### Problem to work on
Gather up all lines that carry the word "Tags".

### Extracted records

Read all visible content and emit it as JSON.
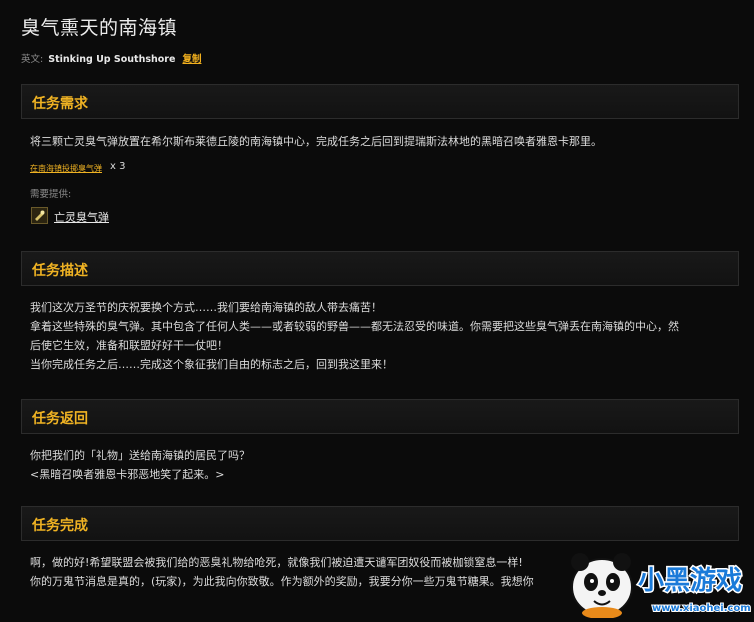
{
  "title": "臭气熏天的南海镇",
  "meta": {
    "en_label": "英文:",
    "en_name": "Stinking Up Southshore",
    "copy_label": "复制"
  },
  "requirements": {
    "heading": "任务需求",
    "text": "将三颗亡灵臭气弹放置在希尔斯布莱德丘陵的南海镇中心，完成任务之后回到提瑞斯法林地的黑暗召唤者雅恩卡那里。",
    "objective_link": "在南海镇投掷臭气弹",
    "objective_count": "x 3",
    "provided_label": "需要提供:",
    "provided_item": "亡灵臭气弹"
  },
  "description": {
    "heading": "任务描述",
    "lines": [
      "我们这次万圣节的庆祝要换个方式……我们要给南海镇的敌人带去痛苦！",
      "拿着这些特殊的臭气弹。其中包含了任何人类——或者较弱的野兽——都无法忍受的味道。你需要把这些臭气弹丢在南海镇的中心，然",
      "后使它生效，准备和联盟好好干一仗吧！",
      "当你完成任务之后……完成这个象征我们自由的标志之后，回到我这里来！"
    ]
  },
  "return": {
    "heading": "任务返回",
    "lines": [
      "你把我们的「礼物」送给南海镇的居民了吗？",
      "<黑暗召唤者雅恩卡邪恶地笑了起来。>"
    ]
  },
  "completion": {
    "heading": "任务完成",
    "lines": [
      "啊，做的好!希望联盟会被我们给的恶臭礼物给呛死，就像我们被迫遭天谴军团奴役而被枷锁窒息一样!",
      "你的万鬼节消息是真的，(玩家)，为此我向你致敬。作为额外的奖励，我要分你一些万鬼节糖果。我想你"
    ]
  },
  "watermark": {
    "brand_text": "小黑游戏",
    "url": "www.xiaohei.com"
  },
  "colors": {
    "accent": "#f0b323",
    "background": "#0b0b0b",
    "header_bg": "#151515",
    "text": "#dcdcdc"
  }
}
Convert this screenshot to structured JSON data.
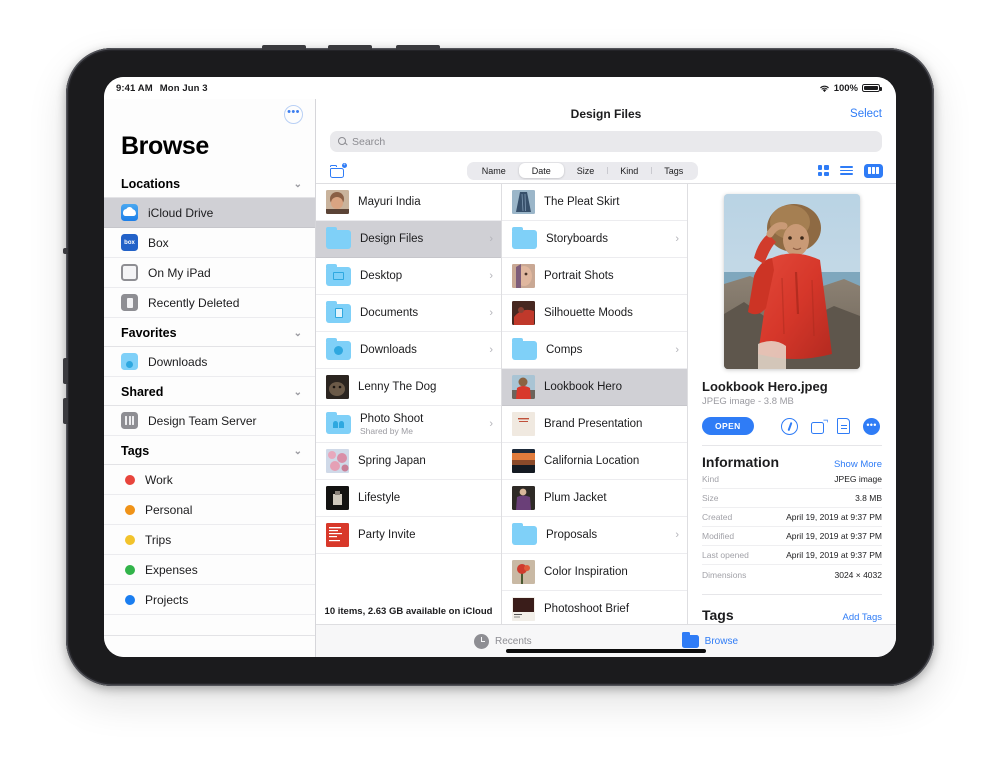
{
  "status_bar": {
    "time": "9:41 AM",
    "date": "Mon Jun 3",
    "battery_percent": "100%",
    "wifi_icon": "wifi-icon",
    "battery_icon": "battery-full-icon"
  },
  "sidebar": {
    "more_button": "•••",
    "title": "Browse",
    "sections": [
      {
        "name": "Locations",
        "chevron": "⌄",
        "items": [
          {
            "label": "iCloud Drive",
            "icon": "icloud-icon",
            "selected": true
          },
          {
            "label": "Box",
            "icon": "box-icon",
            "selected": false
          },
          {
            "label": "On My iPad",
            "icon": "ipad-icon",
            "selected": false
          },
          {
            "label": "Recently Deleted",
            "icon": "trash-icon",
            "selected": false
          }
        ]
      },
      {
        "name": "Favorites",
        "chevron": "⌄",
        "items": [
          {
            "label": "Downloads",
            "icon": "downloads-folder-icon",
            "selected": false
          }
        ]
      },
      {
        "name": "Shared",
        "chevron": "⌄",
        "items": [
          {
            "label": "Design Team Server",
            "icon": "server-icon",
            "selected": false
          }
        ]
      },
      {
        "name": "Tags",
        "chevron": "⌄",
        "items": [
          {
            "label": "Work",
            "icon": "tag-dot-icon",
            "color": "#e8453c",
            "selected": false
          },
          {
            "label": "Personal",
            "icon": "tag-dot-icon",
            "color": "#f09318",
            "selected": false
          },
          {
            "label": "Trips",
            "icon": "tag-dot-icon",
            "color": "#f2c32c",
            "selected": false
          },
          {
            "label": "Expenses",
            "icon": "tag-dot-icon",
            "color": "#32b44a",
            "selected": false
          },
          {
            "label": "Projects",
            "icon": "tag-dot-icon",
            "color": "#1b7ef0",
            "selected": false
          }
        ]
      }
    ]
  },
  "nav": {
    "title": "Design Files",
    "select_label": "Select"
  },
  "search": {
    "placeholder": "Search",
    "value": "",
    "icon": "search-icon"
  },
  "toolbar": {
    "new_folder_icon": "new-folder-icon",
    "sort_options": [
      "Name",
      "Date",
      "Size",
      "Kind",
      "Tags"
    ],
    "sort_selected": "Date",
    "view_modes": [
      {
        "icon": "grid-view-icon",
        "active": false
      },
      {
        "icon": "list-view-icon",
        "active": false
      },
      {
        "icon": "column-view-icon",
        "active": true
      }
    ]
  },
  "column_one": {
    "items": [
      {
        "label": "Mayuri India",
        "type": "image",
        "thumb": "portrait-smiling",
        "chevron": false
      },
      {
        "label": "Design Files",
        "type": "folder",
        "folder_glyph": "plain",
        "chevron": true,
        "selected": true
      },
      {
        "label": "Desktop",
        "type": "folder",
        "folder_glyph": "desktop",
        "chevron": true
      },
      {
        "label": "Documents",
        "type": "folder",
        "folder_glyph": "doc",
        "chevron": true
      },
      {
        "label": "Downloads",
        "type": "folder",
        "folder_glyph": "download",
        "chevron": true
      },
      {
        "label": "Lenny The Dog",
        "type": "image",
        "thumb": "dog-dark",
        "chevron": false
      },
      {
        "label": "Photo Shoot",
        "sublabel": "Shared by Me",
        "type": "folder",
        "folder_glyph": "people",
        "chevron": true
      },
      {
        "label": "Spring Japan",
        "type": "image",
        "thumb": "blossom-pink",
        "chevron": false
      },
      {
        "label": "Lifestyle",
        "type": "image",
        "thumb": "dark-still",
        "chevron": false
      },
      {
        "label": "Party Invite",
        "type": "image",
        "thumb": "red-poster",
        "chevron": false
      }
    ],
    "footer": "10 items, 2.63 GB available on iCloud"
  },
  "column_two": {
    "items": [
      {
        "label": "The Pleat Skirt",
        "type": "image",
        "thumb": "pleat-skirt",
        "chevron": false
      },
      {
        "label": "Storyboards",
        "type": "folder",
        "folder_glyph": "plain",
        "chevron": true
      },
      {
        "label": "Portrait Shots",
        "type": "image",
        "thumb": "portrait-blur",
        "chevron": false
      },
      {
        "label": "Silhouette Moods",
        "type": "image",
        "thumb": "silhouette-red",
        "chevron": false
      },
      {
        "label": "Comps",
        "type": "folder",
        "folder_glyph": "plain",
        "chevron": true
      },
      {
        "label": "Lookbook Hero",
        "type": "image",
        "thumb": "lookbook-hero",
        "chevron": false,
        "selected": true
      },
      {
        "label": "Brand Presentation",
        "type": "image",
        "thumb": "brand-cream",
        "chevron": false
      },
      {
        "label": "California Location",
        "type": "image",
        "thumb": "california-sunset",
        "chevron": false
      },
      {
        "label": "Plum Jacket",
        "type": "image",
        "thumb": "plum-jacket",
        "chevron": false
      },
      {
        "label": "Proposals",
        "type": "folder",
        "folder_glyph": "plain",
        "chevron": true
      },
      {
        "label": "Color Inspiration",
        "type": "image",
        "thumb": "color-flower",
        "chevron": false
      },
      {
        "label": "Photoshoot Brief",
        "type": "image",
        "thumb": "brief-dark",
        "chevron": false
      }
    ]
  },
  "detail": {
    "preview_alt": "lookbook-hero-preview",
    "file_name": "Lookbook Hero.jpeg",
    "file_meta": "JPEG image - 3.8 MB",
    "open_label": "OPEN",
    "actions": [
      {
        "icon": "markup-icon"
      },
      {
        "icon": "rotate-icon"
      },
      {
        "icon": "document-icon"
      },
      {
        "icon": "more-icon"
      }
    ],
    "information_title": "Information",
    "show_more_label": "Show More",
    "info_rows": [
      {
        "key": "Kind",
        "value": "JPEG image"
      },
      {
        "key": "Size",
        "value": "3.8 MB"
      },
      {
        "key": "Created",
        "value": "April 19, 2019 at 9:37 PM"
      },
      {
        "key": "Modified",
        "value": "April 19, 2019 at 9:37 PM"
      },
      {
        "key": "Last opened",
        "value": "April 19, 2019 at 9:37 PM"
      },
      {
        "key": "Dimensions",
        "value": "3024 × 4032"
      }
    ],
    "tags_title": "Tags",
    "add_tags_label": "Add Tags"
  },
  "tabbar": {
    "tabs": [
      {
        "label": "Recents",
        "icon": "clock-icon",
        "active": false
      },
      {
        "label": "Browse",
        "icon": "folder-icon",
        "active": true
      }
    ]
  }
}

### Task response
        "name": "Tags",
      "Tags"
    "tags_title": "Tags",
    "add_tags_label": "Add Tags"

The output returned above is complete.